* _Short problem_:
Look for the string "structured" in the lines and copy each line that has it.

#### Record excerpts ####

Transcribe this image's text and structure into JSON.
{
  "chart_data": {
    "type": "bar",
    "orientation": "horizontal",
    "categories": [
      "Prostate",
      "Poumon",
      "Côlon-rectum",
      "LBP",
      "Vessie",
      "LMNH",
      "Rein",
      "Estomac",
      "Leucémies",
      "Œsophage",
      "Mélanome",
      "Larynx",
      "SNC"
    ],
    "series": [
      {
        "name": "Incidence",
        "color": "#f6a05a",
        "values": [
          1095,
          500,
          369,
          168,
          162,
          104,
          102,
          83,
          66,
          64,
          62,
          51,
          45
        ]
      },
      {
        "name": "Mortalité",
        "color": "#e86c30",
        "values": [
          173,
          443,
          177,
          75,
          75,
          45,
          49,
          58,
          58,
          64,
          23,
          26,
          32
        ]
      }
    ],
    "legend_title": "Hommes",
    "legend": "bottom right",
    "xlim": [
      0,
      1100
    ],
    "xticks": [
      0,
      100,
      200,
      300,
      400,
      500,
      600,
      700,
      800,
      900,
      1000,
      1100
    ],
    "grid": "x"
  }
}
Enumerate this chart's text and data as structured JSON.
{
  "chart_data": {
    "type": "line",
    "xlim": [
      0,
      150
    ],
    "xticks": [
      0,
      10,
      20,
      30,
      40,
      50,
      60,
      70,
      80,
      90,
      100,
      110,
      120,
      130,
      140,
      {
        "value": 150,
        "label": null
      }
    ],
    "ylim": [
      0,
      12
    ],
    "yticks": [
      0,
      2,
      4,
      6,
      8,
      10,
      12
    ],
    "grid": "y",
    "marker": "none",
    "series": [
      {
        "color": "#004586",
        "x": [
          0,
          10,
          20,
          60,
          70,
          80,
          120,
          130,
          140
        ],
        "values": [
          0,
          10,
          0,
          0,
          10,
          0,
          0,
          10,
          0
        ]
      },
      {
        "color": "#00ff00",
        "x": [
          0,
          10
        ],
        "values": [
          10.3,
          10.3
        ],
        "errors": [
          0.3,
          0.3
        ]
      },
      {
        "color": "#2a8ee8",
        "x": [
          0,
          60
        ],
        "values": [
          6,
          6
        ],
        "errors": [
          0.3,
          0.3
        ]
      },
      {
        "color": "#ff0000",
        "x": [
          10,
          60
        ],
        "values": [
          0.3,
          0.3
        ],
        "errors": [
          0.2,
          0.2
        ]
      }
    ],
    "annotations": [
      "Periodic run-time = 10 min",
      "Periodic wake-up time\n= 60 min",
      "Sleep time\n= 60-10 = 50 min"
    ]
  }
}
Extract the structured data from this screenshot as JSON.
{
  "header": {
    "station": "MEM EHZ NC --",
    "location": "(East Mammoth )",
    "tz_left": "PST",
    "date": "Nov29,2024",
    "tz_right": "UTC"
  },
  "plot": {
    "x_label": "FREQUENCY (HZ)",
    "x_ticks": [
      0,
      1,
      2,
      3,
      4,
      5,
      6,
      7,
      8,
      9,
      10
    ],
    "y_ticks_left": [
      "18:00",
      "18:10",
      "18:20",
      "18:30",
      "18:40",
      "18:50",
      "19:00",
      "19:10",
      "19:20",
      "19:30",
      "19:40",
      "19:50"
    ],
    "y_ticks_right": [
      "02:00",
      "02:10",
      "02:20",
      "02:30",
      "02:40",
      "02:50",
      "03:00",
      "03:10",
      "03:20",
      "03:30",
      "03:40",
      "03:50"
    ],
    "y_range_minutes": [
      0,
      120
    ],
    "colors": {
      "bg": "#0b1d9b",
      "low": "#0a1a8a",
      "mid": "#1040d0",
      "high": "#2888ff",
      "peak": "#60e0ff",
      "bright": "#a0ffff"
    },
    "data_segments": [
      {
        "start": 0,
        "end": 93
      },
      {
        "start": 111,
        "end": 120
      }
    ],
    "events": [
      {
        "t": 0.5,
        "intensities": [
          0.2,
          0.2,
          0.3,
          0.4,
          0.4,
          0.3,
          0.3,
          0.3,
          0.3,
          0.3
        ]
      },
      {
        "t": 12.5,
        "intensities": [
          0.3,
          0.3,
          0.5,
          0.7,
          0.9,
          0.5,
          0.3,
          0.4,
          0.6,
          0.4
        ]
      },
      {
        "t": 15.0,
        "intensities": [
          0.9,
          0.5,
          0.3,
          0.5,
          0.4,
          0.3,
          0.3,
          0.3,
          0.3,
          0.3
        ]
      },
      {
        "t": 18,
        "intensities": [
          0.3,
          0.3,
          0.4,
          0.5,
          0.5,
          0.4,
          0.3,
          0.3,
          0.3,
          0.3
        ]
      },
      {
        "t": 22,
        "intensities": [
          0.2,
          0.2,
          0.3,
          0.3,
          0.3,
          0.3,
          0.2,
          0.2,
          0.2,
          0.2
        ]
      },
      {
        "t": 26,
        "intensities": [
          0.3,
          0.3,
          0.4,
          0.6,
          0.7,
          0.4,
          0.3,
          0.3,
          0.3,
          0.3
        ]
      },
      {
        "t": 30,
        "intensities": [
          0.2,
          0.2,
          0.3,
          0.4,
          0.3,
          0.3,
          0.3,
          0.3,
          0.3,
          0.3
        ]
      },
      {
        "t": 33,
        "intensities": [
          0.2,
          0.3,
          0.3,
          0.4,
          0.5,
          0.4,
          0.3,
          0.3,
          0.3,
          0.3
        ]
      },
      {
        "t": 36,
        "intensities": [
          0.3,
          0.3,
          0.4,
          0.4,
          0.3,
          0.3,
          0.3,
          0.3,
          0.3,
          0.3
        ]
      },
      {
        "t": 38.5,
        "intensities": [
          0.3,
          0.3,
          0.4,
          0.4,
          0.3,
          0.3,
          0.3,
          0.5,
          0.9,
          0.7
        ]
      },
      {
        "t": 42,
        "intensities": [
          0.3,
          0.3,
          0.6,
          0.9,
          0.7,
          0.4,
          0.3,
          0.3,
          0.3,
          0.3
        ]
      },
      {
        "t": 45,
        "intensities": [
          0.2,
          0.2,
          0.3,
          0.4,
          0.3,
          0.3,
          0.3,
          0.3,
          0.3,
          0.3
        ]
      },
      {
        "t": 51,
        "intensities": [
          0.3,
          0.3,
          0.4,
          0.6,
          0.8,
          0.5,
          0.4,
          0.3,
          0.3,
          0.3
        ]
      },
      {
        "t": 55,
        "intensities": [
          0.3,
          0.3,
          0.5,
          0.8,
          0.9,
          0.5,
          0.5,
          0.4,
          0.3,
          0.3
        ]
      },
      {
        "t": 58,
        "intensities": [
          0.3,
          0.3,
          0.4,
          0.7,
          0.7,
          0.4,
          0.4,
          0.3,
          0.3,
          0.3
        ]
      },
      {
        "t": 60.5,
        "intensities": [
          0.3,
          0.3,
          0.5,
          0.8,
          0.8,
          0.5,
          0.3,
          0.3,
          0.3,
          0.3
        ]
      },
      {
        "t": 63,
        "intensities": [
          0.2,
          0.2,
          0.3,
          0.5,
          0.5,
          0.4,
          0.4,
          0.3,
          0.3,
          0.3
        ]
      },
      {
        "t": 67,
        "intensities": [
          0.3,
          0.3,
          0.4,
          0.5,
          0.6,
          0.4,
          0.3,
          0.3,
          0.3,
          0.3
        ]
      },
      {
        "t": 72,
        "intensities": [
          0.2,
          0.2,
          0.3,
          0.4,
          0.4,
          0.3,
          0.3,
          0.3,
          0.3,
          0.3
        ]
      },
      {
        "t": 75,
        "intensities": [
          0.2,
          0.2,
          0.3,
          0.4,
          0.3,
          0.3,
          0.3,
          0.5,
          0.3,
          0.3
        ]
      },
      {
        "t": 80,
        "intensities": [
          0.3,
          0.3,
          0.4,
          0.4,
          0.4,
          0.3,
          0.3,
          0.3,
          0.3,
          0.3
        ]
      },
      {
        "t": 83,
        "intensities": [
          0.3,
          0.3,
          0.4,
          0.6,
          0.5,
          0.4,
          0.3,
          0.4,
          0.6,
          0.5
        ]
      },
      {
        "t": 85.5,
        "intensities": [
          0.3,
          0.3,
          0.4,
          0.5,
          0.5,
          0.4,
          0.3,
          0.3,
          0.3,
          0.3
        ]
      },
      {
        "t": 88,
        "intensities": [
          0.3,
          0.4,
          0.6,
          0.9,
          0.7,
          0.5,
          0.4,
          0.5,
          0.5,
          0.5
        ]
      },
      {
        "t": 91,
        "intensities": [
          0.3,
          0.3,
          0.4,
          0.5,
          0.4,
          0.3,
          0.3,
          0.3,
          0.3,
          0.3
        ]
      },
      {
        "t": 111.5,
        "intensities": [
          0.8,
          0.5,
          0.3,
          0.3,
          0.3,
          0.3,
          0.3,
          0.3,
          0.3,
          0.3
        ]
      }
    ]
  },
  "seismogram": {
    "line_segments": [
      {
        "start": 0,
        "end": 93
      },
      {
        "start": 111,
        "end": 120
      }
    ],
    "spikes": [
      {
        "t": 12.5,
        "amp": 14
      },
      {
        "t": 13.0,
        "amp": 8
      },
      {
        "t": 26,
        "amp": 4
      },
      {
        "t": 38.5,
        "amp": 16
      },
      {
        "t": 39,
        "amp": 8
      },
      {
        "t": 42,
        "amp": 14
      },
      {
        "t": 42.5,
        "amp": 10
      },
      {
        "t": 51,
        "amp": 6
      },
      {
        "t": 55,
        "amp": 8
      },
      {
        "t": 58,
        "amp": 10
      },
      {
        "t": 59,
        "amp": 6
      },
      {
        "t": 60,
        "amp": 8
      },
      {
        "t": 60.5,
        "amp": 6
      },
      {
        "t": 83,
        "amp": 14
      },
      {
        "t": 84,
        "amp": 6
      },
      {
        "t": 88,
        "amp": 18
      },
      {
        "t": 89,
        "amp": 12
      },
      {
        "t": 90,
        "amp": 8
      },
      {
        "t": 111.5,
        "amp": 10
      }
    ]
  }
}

####

* _Task result_:
Enumerate this chart's text and data as structured JSON.
Extract the structured data from this screenshot as JSON.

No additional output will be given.